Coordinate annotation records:
◆ ◆ ◆ ◆ ◆

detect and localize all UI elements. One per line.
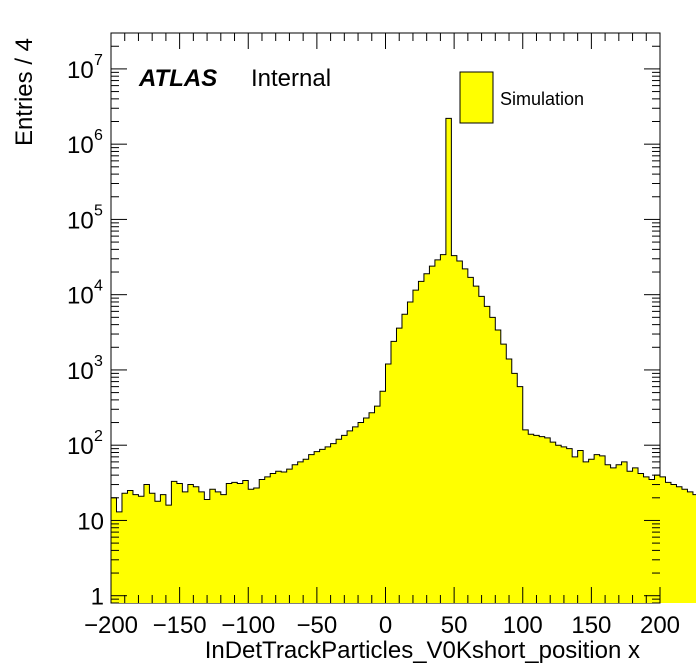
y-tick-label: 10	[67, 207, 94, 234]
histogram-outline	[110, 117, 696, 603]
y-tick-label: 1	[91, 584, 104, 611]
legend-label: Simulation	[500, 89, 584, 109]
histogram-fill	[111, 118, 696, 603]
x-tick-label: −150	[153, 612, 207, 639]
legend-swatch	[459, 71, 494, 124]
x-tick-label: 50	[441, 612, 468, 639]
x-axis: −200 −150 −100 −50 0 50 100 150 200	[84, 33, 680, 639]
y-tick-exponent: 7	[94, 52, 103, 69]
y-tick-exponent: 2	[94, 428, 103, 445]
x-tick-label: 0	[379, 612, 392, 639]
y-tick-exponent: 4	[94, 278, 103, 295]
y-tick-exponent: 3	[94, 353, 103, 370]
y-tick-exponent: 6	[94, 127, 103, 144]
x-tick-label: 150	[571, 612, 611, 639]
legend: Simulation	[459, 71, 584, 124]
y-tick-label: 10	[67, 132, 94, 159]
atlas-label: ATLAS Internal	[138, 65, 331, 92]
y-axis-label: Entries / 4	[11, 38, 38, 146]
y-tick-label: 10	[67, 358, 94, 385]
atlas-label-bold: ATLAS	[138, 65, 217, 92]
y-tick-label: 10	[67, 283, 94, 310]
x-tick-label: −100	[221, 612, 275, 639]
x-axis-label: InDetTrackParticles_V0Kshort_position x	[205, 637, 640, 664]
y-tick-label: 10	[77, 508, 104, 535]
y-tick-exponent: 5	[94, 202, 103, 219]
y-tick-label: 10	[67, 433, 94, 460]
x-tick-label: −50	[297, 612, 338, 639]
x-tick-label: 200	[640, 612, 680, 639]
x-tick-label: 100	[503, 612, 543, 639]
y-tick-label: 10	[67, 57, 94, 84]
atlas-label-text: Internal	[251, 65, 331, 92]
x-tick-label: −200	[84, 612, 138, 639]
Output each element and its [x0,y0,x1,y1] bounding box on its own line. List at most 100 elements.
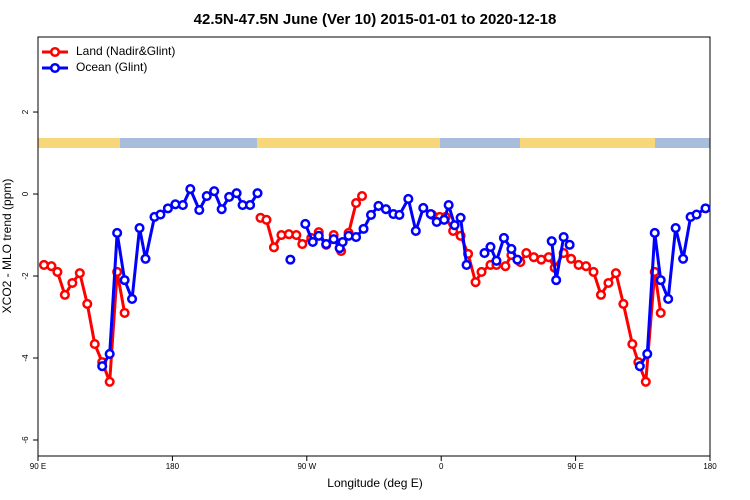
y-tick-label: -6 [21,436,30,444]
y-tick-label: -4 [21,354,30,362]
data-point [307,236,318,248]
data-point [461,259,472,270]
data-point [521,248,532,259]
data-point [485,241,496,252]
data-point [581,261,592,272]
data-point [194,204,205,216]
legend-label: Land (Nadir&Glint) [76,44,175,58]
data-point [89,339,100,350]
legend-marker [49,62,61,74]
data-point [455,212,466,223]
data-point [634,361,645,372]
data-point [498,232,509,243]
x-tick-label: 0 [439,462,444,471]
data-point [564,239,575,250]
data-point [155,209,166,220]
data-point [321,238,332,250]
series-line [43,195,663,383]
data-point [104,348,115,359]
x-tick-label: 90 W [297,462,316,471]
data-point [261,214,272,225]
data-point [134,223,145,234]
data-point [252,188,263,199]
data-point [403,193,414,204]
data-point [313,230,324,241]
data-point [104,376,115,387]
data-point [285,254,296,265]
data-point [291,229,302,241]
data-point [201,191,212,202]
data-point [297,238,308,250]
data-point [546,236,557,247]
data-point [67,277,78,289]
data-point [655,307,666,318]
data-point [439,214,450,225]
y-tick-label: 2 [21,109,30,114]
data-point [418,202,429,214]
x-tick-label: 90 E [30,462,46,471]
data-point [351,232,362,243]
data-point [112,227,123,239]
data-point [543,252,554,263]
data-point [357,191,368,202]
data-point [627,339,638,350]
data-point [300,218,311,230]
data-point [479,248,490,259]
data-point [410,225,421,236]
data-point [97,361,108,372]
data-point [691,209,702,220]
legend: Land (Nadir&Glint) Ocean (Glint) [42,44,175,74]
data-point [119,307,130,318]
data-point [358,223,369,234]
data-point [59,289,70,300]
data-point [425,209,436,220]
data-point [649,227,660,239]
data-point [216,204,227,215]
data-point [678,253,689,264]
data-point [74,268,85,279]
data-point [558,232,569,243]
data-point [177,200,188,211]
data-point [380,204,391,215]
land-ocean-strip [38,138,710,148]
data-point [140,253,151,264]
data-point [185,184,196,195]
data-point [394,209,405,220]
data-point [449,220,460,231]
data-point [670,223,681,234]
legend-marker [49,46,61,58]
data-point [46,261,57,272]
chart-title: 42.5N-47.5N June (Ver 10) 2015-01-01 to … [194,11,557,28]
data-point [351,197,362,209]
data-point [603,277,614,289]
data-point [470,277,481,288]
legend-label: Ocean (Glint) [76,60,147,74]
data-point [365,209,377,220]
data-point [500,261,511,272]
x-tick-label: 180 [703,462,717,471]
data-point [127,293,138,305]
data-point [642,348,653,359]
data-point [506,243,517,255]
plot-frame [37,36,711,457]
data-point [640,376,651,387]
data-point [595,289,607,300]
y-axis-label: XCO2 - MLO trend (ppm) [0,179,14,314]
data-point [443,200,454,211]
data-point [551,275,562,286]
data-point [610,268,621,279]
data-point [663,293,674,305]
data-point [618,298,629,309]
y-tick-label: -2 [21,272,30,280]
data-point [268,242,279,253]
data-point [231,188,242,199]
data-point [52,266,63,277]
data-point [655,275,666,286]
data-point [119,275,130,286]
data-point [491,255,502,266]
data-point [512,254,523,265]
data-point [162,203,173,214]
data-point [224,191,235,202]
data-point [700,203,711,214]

◆ ◆ ◆ ◆ ◆

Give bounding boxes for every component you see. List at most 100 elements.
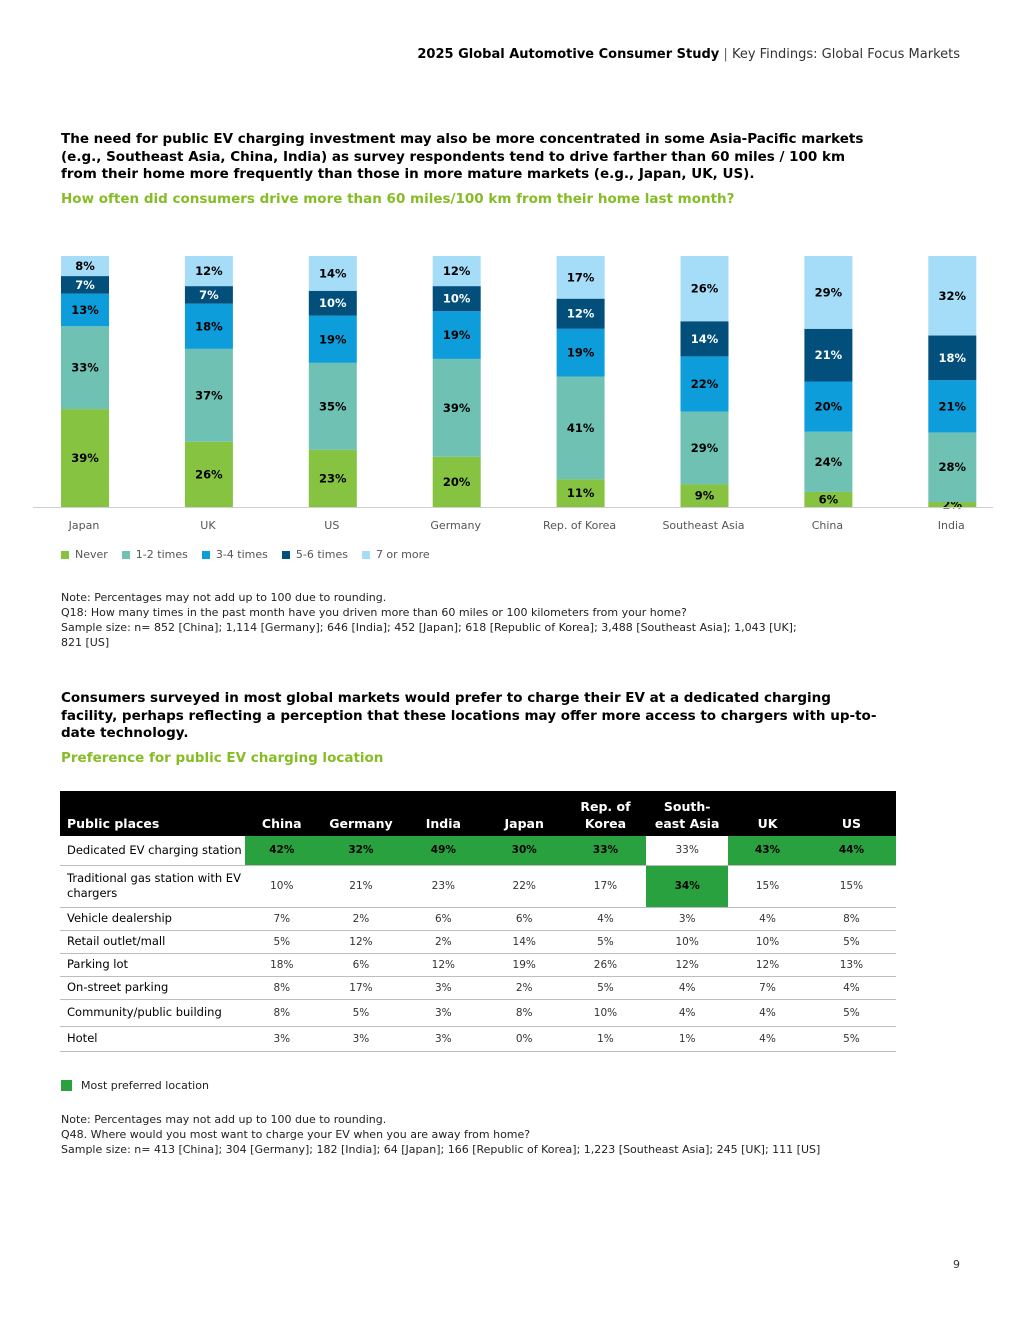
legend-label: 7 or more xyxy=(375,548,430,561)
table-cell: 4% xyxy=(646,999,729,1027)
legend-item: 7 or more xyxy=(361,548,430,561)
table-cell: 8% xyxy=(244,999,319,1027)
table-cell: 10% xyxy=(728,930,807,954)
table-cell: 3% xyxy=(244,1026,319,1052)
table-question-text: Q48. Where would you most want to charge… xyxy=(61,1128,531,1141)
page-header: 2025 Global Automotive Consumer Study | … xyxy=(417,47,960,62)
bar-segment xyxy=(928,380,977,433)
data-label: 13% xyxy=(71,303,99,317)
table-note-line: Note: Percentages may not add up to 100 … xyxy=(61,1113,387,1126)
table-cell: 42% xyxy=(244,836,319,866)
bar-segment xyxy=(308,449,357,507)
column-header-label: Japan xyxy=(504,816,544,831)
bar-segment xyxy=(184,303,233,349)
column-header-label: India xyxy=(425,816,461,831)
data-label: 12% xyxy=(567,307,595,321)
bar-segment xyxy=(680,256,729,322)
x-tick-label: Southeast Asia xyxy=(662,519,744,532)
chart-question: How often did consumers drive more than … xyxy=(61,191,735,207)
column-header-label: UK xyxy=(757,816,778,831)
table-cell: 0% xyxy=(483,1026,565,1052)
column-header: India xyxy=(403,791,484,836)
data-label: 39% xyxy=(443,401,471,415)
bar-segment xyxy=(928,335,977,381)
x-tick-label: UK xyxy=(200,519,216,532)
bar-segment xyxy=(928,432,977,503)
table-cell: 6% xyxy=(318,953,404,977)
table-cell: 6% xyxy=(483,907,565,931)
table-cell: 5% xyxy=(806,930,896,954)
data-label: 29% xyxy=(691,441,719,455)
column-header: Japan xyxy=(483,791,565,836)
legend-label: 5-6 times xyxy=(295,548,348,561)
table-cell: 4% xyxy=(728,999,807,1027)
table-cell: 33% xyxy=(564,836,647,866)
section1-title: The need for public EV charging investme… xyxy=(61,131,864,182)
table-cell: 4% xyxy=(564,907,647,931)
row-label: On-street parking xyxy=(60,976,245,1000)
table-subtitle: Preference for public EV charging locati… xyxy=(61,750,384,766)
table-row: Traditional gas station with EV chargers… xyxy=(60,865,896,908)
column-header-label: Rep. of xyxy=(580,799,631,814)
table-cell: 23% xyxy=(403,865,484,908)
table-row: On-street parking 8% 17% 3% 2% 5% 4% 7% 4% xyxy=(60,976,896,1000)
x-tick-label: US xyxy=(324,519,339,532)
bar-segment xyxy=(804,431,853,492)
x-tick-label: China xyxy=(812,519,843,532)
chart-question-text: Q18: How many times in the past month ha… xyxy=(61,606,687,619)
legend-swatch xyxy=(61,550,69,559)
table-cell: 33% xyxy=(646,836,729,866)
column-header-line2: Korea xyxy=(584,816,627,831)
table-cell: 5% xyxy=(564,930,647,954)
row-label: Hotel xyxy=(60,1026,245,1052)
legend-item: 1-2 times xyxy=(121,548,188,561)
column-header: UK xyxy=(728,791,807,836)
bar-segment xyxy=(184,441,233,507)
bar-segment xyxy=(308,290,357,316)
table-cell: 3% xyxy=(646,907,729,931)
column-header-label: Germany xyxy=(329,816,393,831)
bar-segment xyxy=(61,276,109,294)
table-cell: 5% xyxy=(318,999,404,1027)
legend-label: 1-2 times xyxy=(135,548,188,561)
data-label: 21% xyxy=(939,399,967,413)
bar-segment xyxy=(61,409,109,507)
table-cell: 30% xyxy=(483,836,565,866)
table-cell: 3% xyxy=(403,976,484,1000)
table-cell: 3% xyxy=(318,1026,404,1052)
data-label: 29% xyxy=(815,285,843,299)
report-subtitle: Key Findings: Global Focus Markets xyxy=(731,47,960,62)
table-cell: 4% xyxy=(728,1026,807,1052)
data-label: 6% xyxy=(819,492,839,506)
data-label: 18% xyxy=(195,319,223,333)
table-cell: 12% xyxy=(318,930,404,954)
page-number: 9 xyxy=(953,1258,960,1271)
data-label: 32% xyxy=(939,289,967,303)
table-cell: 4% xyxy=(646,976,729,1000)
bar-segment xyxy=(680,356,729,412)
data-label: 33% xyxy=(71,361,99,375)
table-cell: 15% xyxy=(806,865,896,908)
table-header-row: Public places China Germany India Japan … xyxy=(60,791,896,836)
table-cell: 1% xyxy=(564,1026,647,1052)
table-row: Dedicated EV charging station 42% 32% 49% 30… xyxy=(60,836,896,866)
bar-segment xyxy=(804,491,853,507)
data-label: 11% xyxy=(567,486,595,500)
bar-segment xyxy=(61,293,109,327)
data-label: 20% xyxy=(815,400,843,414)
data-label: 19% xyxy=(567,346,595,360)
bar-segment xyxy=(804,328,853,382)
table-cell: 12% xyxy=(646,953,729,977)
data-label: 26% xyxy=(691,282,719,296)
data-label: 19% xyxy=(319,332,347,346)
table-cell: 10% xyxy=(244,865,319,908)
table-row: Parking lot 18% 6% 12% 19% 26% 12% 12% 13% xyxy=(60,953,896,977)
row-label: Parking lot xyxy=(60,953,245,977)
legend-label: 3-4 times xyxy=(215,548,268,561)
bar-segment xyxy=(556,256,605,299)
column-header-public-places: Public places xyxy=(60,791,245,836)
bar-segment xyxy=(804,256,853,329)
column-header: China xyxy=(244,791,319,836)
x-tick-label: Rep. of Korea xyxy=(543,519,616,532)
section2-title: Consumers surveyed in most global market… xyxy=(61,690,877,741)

◆ ◆ ◆ ◆ ◆

Written problem
Update the records from the line with "207, 94, 234]" up to and including the line with "x-axis: −200 −150", replacing "histogram-fill" with "histogram-shading" and keeping everything else the same. Return only those lines.

Exercise answer
y-tick-label: 10	[67, 207, 94, 234]
histogram-outline	[110, 117, 696, 603]
y-tick-label: 1	[91, 584, 104, 611]
legend-label: Simulation	[500, 89, 584, 109]
histogram-shading	[111, 118, 696, 603]
x-tick-label: −150	[153, 612, 207, 639]
legend-swatch	[459, 71, 494, 124]
x-tick-label: 50	[441, 612, 468, 639]
x-axis: −200 −150 −100 −50 0 50 100 150 200	[84, 33, 680, 639]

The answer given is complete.